/---
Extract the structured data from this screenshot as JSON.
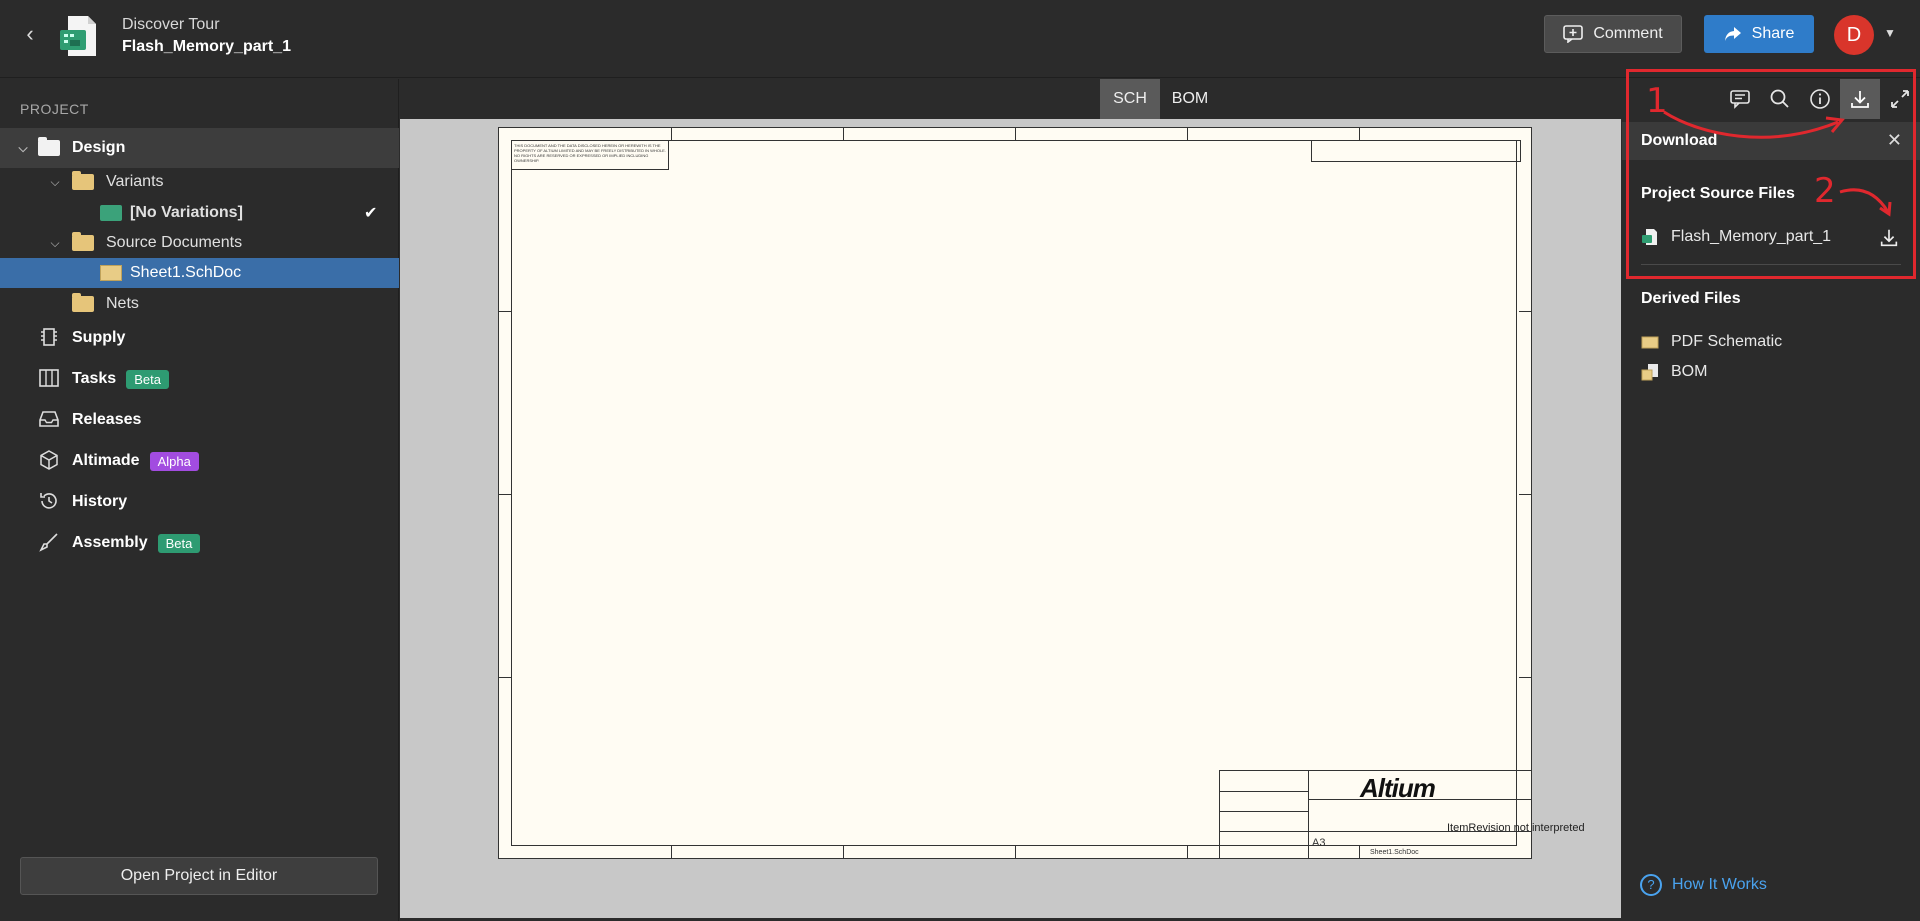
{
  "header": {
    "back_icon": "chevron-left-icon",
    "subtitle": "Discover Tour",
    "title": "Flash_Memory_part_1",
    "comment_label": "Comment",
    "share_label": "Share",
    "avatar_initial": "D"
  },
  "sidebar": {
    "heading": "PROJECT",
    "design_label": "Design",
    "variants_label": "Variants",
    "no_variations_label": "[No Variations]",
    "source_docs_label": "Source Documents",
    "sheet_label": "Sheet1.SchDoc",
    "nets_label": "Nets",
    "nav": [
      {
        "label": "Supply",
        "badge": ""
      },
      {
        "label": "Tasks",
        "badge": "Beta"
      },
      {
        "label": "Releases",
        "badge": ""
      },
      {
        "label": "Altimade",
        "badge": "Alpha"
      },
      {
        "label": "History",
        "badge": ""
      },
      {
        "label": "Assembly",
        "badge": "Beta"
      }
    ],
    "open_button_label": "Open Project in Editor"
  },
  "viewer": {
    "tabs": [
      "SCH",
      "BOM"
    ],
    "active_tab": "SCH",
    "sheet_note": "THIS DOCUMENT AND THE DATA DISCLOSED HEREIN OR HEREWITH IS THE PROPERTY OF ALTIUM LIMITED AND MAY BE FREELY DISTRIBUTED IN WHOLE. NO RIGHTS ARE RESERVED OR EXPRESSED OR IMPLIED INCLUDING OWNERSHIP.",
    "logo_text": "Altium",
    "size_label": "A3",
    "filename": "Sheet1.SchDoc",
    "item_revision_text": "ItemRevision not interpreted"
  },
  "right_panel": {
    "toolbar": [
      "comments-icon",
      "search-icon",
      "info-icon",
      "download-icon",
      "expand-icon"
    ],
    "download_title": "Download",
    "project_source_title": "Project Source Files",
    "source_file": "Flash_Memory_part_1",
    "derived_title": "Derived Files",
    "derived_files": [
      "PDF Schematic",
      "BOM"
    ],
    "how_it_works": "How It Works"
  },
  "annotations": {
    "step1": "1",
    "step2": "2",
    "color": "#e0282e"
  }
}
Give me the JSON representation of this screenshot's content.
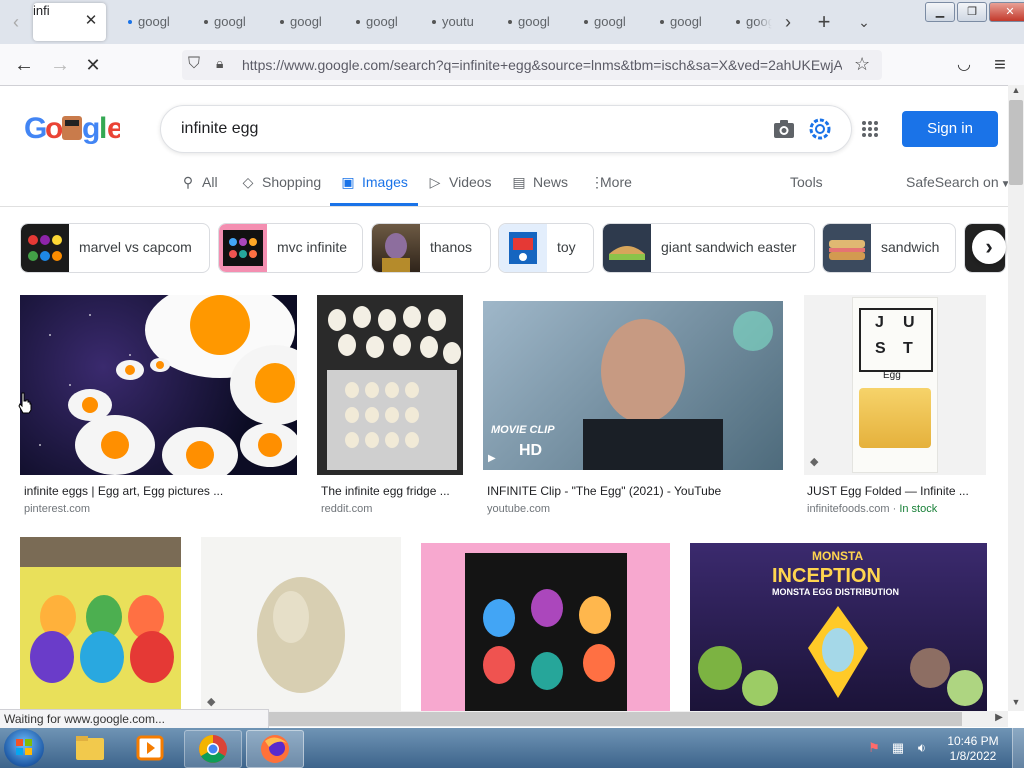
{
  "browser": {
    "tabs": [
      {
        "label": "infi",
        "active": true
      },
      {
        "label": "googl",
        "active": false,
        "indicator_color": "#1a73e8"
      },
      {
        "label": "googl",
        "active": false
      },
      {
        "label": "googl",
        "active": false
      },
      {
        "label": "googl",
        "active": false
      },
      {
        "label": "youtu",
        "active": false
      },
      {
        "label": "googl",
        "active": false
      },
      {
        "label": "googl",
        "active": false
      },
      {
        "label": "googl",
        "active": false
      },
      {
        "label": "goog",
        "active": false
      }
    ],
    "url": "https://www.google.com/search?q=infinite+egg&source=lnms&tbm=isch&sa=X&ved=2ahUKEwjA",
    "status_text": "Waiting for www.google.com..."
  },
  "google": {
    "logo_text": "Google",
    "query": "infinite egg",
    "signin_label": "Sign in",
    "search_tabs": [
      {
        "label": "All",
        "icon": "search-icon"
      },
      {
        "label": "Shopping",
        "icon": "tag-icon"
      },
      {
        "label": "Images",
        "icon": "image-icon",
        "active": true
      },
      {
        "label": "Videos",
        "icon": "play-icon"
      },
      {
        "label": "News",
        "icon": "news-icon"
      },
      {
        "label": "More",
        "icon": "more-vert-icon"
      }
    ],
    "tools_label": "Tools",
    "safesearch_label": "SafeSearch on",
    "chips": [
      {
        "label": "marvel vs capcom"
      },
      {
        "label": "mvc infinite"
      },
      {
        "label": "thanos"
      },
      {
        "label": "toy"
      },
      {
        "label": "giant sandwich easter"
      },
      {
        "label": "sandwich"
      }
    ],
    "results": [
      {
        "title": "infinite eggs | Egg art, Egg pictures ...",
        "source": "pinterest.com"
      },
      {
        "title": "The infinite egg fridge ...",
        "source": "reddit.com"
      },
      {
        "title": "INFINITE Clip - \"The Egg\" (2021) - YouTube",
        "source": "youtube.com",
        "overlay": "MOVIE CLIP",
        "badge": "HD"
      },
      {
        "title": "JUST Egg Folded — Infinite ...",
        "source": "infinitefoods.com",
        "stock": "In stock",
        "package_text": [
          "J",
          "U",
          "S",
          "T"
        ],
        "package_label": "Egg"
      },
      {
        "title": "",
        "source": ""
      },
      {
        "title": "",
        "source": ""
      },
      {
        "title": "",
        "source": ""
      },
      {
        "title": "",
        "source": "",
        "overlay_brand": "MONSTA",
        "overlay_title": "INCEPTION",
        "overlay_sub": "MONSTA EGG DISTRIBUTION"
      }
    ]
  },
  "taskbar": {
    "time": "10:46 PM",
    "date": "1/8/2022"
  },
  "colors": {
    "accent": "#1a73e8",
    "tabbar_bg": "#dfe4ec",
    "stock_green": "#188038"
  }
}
\---
▸ OBJECTIVE
Quote the material word for word, dropping any images it holds.

▸ RESULT
Extract the structured data from this screenshot as JSON.
{
  "header": {
    "back_icon": "chevron-left-icon",
    "subtitle": "Discover Tour",
    "title": "Flash_Memory_part_1",
    "comment_label": "Comment",
    "share_label": "Share",
    "avatar_initial": "D"
  },
  "sidebar": {
    "heading": "PROJECT",
    "design_label": "Design",
    "variants_label": "Variants",
    "no_variations_label": "[No Variations]",
    "source_docs_label": "Source Documents",
    "sheet_label": "Sheet1.SchDoc",
    "nets_label": "Nets",
    "nav": [
      {
        "label": "Supply",
        "badge": ""
      },
      {
        "label": "Tasks",
        "badge": "Beta"
      },
      {
        "label": "Releases",
        "badge": ""
      },
      {
        "label": "Altimade",
        "badge": "Alpha"
      },
      {
        "label": "History",
        "badge": ""
      },
      {
        "label": "Assembly",
        "badge": "Beta"
      }
    ],
    "open_button_label": "Open Project in Editor"
  },
  "viewer": {
    "tabs": [
      "SCH",
      "BOM"
    ],
    "active_tab": "SCH",
    "sheet_note": "THIS DOCUMENT AND THE DATA DISCLOSED HEREIN OR HEREWITH IS THE PROPERTY OF ALTIUM LIMITED AND MAY BE FREELY DISTRIBUTED IN WHOLE. NO RIGHTS ARE RESERVED OR EXPRESSED OR IMPLIED INCLUDING OWNERSHIP.",
    "logo_text": "Altium",
    "size_label": "A3",
    "filename": "Sheet1.SchDoc",
    "item_revision_text": "ItemRevision not interpreted"
  },
  "right_panel": {
    "toolbar": [
      "comments-icon",
      "search-icon",
      "info-icon",
      "download-icon",
      "expand-icon"
    ],
    "download_title": "Download",
    "project_source_title": "Project Source Files",
    "source_file": "Flash_Memory_part_1",
    "derived_title": "Derived Files",
    "derived_files": [
      "PDF Schematic",
      "BOM"
    ],
    "how_it_works": "How It Works"
  },
  "annotations": {
    "step1": "1",
    "step2": "2",
    "color": "#e0282e"
  }
}
Give me the JSON representation of this screenshot's content.
{
  "browser": {
    "tabs": [
      {
        "label": "infi",
        "active": true
      },
      {
        "label": "googl",
        "active": false,
        "indicator_color": "#1a73e8"
      },
      {
        "label": "googl",
        "active": false
      },
      {
        "label": "googl",
        "active": false
      },
      {
        "label": "googl",
        "active": false
      },
      {
        "label": "youtu",
        "active": false
      },
      {
        "label": "googl",
        "active": false
      },
      {
        "label": "googl",
        "active": false
      },
      {
        "label": "googl",
        "active": false
      },
      {
        "label": "goog",
        "active": false
      }
    ],
    "url": "https://www.google.com/search?q=infinite+egg&source=lnms&tbm=isch&sa=X&ved=2ahUKEwjA",
    "status_text": "Waiting for www.google.com..."
  },
  "google": {
    "logo_text": "Google",
    "query": "infinite egg",
    "signin_label": "Sign in",
    "search_tabs": [
      {
        "label": "All",
        "icon": "search-icon"
      },
      {
        "label": "Shopping",
        "icon": "tag-icon"
      },
      {
        "label": "Images",
        "icon": "image-icon",
        "active": true
      },
      {
        "label": "Videos",
        "icon": "play-icon"
      },
      {
        "label": "News",
        "icon": "news-icon"
      },
      {
        "label": "More",
        "icon": "more-vert-icon"
      }
    ],
    "tools_label": "Tools",
    "safesearch_label": "SafeSearch on",
    "chips": [
      {
        "label": "marvel vs capcom"
      },
      {
        "label": "mvc infinite"
      },
      {
        "label": "thanos"
      },
      {
        "label": "toy"
      },
      {
        "label": "giant sandwich easter"
      },
      {
        "label": "sandwich"
      }
    ],
    "results": [
      {
        "title": "infinite eggs | Egg art, Egg pictures ...",
        "source": "pinterest.com"
      },
      {
        "title": "The infinite egg fridge ...",
        "source": "reddit.com"
      },
      {
        "title": "INFINITE Clip - \"The Egg\" (2021) - YouTube",
        "source": "youtube.com",
        "overlay": "MOVIE CLIP",
        "badge": "HD"
      },
      {
        "title": "JUST Egg Folded — Infinite ...",
        "source": "infinitefoods.com",
        "stock": "In stock",
        "package_text": [
          "J",
          "U",
          "S",
          "T"
        ],
        "package_label": "Egg"
      },
      {
        "title": "",
        "source": ""
      },
      {
        "title": "",
        "source": ""
      },
      {
        "title": "",
        "source": ""
      },
      {
        "title": "",
        "source": "",
        "overlay_brand": "MONSTA",
        "overlay_title": "INCEPTION",
        "overlay_sub": "MONSTA EGG DISTRIBUTION"
      }
    ]
  },
  "taskbar": {
    "time": "10:46 PM",
    "date": "1/8/2022"
  },
  "colors": {
    "accent": "#1a73e8",
    "tabbar_bg": "#dfe4ec",
    "stock_green": "#188038"
  }
}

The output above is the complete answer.